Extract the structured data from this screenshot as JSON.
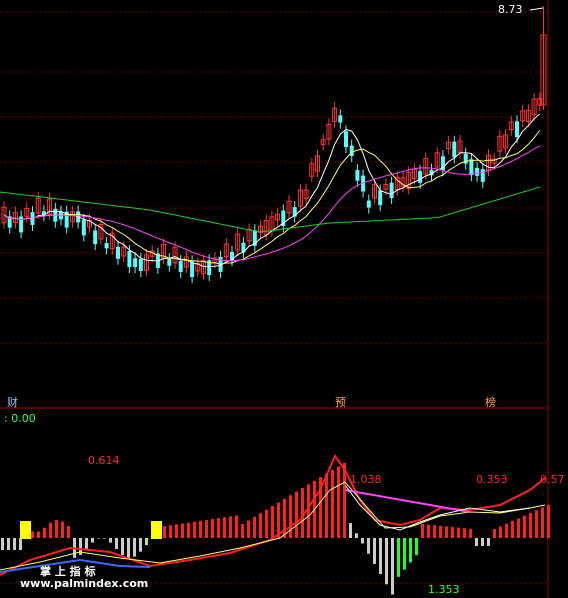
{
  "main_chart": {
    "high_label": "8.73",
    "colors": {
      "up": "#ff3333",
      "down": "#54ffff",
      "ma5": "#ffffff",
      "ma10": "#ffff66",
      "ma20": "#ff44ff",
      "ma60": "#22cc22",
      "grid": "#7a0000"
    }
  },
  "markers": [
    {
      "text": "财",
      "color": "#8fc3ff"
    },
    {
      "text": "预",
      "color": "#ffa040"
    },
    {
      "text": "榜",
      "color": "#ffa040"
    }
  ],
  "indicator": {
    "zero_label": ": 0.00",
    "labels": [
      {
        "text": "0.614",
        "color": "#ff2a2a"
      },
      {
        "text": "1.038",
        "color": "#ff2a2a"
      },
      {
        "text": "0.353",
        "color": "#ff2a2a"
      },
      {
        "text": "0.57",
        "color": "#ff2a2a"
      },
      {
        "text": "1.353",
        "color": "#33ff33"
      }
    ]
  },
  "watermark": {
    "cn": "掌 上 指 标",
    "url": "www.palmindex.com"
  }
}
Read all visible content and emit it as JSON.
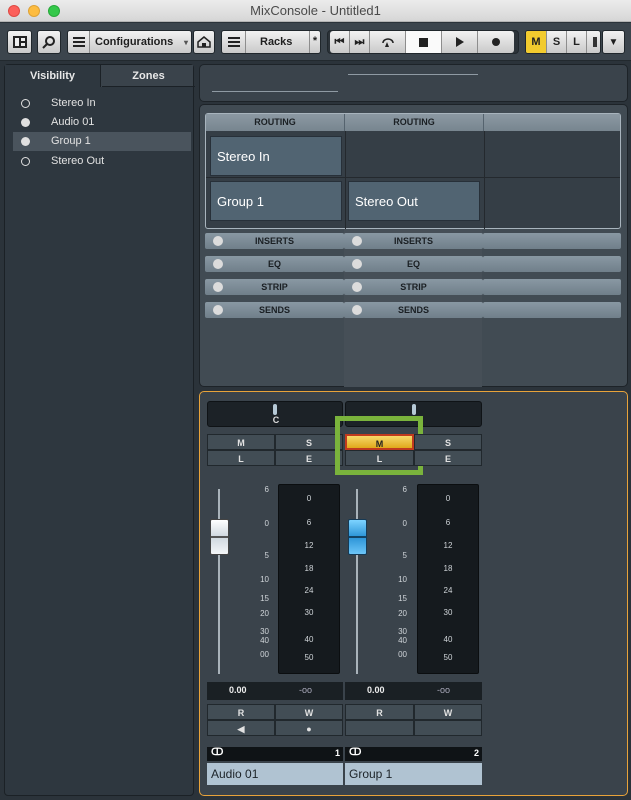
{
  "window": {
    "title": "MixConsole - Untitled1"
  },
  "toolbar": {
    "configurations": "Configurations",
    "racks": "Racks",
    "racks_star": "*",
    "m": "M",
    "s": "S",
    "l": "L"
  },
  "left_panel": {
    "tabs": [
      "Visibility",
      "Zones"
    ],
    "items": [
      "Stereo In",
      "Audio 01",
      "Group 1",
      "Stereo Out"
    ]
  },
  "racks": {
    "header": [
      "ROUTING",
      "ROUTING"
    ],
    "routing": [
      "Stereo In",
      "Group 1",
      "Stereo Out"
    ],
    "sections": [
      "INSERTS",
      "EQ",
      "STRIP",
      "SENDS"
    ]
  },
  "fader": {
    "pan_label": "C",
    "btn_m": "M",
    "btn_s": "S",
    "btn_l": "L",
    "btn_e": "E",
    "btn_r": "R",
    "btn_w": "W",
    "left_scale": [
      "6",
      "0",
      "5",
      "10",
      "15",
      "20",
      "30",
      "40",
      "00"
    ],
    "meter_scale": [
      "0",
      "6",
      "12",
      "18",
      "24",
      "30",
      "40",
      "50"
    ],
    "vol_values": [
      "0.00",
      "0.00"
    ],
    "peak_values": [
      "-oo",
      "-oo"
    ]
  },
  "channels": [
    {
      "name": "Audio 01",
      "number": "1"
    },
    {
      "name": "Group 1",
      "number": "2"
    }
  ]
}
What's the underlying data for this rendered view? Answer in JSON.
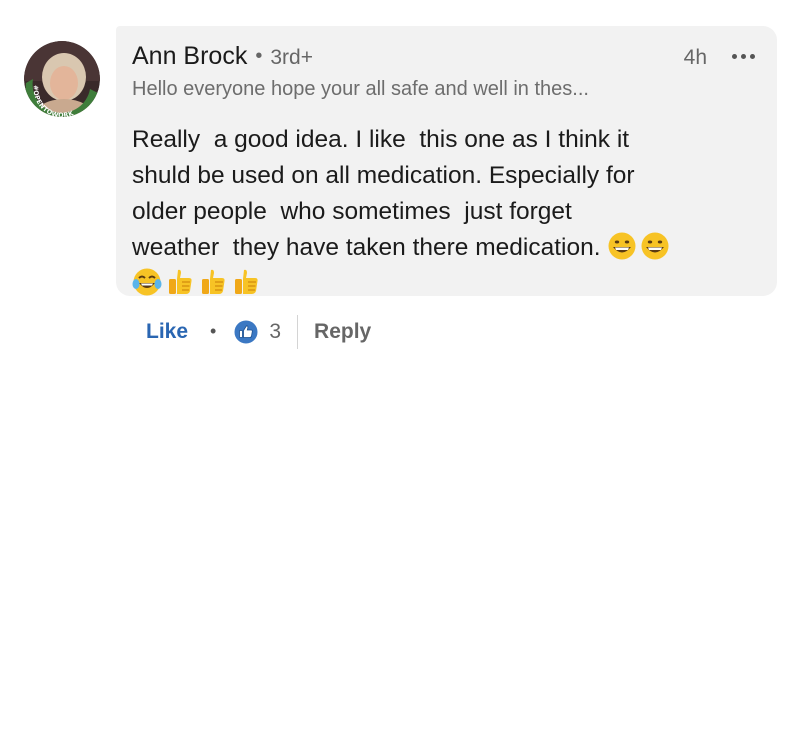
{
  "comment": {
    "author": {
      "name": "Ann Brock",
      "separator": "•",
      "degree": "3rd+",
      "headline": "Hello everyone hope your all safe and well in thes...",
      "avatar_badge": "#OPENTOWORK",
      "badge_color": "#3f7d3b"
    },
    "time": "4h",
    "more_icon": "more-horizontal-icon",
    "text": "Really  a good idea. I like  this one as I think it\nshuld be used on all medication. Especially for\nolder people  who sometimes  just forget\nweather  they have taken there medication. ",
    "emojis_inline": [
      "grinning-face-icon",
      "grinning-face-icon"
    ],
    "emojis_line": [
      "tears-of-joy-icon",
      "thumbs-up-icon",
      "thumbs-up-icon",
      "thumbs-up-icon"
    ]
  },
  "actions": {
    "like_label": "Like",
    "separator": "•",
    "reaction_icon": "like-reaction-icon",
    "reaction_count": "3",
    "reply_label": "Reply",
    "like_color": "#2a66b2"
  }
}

────────────────────

* WORK TO DO:
Only the lines from the one containing "What's the underlying" through the last line of the entries above belong in the copy; reproduce them exactly and drop every picture.

* FINISHED EXERCISE:
What's the underlying data for this rendered view? Answer in JSON.
{
  "comment": {
    "author": {
      "name": "Ann Brock",
      "separator": "•",
      "degree": "3rd+",
      "headline": "Hello everyone hope your all safe and well in thes...",
      "avatar_badge": "#OPENTOWORK",
      "badge_color": "#3f7d3b"
    },
    "time": "4h",
    "more_icon": "more-horizontal-icon",
    "text": "Really  a good idea. I like  this one as I think it\nshuld be used on all medication. Especially for\nolder people  who sometimes  just forget\nweather  they have taken there medication. ",
    "emojis_inline": [
      "grinning-face-icon",
      "grinning-face-icon"
    ],
    "emojis_line": [
      "tears-of-joy-icon",
      "thumbs-up-icon",
      "thumbs-up-icon",
      "thumbs-up-icon"
    ]
  },
  "actions": {
    "like_label": "Like",
    "separator": "•",
    "reaction_icon": "like-reaction-icon",
    "reaction_count": "3",
    "reply_label": "Reply",
    "like_color": "#2a66b2"
  }
}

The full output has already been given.